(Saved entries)
————————

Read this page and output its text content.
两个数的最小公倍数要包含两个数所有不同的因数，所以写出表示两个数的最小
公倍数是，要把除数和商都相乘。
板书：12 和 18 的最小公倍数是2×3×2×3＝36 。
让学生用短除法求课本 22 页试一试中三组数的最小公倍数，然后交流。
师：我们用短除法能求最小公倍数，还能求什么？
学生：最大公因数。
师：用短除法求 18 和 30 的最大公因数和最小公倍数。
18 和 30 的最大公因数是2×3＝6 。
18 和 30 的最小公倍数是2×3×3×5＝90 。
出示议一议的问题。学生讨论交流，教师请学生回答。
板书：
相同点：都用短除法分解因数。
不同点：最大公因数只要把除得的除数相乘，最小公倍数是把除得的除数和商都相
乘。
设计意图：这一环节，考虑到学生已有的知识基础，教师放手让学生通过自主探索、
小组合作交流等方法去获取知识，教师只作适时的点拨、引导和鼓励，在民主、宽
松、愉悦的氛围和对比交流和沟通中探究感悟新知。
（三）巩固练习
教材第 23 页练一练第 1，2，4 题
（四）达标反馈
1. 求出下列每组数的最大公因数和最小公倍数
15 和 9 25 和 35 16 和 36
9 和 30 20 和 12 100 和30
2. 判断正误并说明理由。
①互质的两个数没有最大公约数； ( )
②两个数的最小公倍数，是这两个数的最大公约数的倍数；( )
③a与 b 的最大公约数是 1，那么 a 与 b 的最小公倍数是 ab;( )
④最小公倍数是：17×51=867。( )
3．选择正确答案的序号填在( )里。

————————

• **WHAT YOU HAVE TO DO**
Reproduce all of the data exactly as given.

• **EXPECTED ANSWER**
Read this page and output its text content.
两个数的最小公倍数要包含两个数所有不同的因数，所以写出表示两个数的最小
公倍数是，要把除数和商都相乘。
板书：12 和 18 的最小公倍数是2×3×2×3＝36 。
让学生用短除法求课本 22 页试一试中三组数的最小公倍数，然后交流。
师：我们用短除法能求最小公倍数，还能求什么？
学生：最大公因数。
师：用短除法求 18 和 30 的最大公因数和最小公倍数。
18 和 30 的最大公因数是2×3＝6 。
18 和 30 的最小公倍数是2×3×3×5＝90 。
出示议一议的问题。学生讨论交流，教师请学生回答。
板书：
相同点：都用短除法分解因数。
不同点：最大公因数只要把除得的除数相乘，最小公倍数是把除得的除数和商都相
乘。
设计意图：这一环节，考虑到学生已有的知识基础，教师放手让学生通过自主探索、
小组合作交流等方法去获取知识，教师只作适时的点拨、引导和鼓励，在民主、宽
松、愉悦的氛围和对比交流和沟通中探究感悟新知。
（三）巩固练习
教材第 23 页练一练第 1，2，4 题
（四）达标反馈
1. 求出下列每组数的最大公因数和最小公倍数
15 和 9 25 和 35 16 和 36
9 和 30 20 和 12 100 和30
2. 判断正误并说明理由。
①互质的两个数没有最大公约数； ( )
②两个数的最小公倍数，是这两个数的最大公约数的倍数；( )
③a与 b 的最大公约数是 1，那么 a 与 b 的最小公倍数是 ab;( )
④最小公倍数是：17×51=867。( )
3．选择正确答案的序号填在( )里。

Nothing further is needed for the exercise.